Task to carry out
Gather up every line from the entries below that uses the word "content".

Supplied material
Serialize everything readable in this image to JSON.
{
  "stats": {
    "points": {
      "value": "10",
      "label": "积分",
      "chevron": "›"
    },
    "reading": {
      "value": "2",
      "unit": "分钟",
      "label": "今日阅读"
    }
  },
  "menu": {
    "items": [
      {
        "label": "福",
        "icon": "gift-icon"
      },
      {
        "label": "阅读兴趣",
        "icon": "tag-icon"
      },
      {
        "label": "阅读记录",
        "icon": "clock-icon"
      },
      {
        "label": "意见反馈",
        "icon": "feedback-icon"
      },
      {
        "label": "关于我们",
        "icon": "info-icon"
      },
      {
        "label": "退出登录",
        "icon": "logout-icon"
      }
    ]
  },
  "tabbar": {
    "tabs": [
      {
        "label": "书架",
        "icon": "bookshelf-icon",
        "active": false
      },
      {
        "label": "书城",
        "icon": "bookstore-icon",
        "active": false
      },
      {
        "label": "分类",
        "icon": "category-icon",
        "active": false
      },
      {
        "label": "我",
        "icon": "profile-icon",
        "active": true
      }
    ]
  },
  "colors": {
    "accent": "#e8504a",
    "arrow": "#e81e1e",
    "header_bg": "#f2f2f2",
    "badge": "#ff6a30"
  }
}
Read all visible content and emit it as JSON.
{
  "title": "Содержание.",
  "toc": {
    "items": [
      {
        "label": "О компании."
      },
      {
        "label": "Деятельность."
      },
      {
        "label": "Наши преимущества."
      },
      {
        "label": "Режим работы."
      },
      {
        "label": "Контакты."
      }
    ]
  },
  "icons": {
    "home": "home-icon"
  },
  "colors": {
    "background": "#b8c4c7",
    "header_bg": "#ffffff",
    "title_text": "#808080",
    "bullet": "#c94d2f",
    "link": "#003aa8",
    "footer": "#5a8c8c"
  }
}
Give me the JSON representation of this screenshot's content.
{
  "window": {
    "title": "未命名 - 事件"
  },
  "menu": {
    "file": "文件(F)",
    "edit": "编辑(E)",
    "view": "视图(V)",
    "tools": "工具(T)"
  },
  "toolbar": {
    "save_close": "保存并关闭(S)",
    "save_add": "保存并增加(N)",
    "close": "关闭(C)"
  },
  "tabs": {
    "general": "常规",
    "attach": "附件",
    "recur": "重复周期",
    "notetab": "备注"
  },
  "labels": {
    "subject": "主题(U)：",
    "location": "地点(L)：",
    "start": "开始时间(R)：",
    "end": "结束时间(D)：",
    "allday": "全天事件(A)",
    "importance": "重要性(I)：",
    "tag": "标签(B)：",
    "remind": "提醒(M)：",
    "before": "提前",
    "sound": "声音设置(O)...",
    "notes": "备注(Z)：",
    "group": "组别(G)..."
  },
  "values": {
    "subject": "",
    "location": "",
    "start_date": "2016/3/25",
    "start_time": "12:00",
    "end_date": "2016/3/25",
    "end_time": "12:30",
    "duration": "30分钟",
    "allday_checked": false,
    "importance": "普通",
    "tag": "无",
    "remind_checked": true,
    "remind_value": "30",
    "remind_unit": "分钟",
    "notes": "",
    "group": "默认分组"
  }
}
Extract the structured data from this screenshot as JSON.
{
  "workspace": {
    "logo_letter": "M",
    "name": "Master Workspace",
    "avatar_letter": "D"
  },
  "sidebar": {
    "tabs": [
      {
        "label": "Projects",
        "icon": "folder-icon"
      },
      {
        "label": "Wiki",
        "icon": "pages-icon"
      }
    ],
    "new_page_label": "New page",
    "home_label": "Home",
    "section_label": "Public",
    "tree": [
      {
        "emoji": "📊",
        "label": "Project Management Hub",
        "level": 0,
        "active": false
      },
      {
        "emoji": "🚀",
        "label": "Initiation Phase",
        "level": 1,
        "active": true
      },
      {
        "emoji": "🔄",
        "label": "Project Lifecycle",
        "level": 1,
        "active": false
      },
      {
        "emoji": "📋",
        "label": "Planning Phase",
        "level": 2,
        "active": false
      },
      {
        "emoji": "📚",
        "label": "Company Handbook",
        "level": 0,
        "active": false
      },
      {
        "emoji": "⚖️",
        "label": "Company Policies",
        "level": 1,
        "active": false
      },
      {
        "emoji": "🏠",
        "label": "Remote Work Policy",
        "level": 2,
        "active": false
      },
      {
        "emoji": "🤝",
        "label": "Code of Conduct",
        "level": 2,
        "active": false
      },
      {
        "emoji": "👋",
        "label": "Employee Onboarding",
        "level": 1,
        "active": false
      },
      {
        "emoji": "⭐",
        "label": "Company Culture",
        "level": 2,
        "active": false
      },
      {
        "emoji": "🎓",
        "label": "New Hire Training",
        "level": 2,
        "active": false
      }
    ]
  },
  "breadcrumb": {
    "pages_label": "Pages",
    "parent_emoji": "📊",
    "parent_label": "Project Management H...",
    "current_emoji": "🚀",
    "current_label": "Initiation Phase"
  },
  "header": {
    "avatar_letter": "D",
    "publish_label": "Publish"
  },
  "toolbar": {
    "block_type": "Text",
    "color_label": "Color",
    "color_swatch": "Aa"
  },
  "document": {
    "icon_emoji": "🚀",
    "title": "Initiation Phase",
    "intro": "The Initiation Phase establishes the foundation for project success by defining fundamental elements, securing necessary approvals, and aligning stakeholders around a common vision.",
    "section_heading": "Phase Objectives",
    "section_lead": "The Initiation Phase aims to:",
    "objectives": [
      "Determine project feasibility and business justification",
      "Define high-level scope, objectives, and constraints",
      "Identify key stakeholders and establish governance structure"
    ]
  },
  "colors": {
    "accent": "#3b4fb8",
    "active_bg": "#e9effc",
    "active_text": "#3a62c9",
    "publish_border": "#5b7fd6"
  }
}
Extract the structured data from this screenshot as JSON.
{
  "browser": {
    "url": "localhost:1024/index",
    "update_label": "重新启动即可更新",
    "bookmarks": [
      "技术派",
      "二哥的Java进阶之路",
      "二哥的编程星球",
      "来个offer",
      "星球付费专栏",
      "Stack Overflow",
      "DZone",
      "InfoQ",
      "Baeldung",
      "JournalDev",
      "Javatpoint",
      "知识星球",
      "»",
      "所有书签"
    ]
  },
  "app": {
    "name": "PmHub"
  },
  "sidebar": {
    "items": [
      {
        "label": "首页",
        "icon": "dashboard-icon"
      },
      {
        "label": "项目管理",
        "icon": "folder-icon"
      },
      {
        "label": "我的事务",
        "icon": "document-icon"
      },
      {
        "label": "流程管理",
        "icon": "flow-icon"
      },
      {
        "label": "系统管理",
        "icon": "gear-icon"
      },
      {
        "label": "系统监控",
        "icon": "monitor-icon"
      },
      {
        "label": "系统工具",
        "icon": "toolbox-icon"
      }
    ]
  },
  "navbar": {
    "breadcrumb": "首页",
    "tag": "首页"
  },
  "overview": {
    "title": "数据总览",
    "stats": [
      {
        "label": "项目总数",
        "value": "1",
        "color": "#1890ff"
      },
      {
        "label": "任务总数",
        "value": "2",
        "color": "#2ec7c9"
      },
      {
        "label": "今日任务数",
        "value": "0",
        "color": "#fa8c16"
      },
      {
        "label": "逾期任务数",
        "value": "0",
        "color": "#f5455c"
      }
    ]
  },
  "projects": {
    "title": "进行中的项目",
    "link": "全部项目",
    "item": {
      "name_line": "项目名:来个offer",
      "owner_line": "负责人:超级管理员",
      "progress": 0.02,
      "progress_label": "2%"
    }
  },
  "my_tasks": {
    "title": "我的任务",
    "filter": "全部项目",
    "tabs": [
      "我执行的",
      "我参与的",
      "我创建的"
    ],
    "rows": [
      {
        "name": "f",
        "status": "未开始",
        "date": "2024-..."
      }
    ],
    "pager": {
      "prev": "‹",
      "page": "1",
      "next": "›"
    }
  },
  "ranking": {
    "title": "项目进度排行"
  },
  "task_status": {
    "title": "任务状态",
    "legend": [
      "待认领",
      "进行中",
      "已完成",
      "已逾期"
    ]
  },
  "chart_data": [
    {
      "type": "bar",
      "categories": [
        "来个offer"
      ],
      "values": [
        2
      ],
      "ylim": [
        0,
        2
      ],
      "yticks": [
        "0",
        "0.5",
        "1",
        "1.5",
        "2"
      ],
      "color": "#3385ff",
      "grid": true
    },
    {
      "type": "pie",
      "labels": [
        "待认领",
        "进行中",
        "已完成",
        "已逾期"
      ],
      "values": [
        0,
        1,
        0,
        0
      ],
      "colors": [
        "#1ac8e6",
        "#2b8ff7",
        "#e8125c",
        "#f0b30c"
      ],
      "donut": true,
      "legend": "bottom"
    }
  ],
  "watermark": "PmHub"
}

Task solution
Read all visible content and emit it as JSON.
Give me the JSON representation of this screenshot's content.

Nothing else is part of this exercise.